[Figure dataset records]
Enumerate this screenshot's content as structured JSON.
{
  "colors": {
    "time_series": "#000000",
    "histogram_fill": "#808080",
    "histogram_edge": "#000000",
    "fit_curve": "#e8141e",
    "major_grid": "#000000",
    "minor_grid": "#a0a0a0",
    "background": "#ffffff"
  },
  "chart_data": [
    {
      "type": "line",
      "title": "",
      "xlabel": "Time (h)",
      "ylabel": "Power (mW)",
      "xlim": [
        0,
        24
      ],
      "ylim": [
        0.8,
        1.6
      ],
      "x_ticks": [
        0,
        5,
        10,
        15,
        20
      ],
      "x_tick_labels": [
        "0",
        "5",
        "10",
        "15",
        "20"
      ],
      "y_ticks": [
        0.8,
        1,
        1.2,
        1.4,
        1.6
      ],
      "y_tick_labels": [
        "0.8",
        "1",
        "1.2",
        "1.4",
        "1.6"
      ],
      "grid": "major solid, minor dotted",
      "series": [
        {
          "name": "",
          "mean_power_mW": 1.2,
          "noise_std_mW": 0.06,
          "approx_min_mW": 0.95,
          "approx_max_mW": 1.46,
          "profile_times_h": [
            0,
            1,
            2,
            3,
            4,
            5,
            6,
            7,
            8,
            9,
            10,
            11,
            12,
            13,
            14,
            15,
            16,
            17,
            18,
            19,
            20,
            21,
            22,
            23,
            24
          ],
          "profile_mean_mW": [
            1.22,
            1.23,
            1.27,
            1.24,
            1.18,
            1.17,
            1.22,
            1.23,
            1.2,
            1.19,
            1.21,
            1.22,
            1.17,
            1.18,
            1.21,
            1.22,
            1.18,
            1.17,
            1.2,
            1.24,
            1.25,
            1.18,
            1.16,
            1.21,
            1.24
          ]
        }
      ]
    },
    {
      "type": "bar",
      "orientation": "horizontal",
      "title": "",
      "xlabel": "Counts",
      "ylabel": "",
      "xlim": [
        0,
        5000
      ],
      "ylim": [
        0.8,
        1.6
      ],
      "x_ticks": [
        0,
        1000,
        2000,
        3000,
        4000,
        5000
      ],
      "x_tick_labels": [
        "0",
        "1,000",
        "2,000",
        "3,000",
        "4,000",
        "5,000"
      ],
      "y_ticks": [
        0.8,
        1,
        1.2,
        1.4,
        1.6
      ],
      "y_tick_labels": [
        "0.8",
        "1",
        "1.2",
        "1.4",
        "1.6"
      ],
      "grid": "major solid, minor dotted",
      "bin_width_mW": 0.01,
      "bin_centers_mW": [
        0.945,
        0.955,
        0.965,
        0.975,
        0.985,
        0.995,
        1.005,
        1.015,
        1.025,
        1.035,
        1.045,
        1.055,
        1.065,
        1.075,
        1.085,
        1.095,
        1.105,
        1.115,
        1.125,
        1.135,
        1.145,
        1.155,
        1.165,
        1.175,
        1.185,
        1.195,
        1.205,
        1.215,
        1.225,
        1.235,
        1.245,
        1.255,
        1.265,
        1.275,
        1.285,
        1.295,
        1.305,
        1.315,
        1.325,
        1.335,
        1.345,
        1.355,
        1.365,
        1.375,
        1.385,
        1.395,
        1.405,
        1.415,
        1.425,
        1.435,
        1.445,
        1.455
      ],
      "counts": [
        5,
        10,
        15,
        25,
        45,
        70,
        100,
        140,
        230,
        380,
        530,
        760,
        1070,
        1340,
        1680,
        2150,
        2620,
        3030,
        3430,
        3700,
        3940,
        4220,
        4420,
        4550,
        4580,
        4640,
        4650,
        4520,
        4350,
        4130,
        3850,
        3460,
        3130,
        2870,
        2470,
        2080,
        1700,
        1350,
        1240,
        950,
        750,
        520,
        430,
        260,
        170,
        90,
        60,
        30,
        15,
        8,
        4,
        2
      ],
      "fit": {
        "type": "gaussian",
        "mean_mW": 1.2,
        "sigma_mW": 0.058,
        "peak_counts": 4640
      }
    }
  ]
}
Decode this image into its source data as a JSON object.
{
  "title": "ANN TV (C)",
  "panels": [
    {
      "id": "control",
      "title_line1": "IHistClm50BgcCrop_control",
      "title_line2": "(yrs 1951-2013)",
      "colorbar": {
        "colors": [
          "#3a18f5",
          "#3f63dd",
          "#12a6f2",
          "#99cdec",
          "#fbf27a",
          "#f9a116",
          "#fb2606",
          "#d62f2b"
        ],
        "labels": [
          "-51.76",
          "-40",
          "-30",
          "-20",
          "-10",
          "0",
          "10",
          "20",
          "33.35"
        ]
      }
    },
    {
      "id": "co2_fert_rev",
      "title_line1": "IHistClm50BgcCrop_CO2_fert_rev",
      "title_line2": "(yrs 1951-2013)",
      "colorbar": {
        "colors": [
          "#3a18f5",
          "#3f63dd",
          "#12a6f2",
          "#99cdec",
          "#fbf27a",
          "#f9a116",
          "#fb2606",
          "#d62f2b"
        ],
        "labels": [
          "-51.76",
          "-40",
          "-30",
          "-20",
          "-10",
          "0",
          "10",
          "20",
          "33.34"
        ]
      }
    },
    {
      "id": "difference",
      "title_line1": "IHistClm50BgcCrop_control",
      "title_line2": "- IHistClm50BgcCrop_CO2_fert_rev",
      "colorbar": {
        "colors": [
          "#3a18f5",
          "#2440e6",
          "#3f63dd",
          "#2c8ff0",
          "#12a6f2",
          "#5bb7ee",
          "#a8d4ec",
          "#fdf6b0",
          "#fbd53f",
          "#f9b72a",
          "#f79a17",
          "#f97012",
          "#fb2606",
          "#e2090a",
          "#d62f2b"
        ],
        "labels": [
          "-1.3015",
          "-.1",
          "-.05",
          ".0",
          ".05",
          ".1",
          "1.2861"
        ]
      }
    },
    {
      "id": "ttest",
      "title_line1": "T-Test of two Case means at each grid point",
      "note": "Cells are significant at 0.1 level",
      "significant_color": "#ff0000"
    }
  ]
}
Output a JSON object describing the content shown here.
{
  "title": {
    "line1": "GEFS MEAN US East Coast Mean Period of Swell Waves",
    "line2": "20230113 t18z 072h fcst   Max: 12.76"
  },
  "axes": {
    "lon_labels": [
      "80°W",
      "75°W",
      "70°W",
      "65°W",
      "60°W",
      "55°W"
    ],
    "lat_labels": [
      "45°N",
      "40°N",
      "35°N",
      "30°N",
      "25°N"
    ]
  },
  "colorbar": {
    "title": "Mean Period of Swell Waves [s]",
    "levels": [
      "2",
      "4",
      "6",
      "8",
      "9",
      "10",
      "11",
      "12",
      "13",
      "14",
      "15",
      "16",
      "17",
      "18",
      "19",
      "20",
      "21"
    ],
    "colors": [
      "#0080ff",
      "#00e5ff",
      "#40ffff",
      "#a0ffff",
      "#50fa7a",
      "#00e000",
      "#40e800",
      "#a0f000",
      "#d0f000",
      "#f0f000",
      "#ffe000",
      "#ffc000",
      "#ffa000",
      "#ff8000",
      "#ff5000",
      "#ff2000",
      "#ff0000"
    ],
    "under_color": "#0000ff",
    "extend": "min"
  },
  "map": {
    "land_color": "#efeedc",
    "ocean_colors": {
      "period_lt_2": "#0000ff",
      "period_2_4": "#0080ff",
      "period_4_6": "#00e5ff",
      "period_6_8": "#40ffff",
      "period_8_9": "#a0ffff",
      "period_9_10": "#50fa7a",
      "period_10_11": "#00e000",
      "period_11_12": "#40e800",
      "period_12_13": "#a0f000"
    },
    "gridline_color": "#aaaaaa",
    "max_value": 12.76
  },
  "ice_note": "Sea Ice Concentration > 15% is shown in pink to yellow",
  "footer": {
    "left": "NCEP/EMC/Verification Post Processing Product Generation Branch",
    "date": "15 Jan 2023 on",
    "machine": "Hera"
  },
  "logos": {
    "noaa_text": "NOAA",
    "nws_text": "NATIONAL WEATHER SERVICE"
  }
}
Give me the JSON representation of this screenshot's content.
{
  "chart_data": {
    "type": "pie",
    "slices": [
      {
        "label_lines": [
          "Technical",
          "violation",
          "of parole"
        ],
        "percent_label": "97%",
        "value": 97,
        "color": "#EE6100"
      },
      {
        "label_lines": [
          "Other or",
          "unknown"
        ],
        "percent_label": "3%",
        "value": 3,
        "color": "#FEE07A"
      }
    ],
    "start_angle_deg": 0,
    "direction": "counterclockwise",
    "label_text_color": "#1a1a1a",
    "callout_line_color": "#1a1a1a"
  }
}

_THE TASK:_ Every line from the one containing "Give me the" through the last line of the entries must be written out verbatim, and no other line.

_FULL SOLUTION:_
Give me the JSON representation of this screenshot's content.
{
  "chart_data": {
    "type": "pie",
    "slices": [
      {
        "label_lines": [
          "Technical",
          "violation",
          "of parole"
        ],
        "percent_label": "97%",
        "value": 97,
        "color": "#EE6100"
      },
      {
        "label_lines": [
          "Other or",
          "unknown"
        ],
        "percent_label": "3%",
        "value": 3,
        "color": "#FEE07A"
      }
    ],
    "start_angle_deg": 0,
    "direction": "counterclockwise",
    "label_text_color": "#1a1a1a",
    "callout_line_color": "#1a1a1a"
  }
}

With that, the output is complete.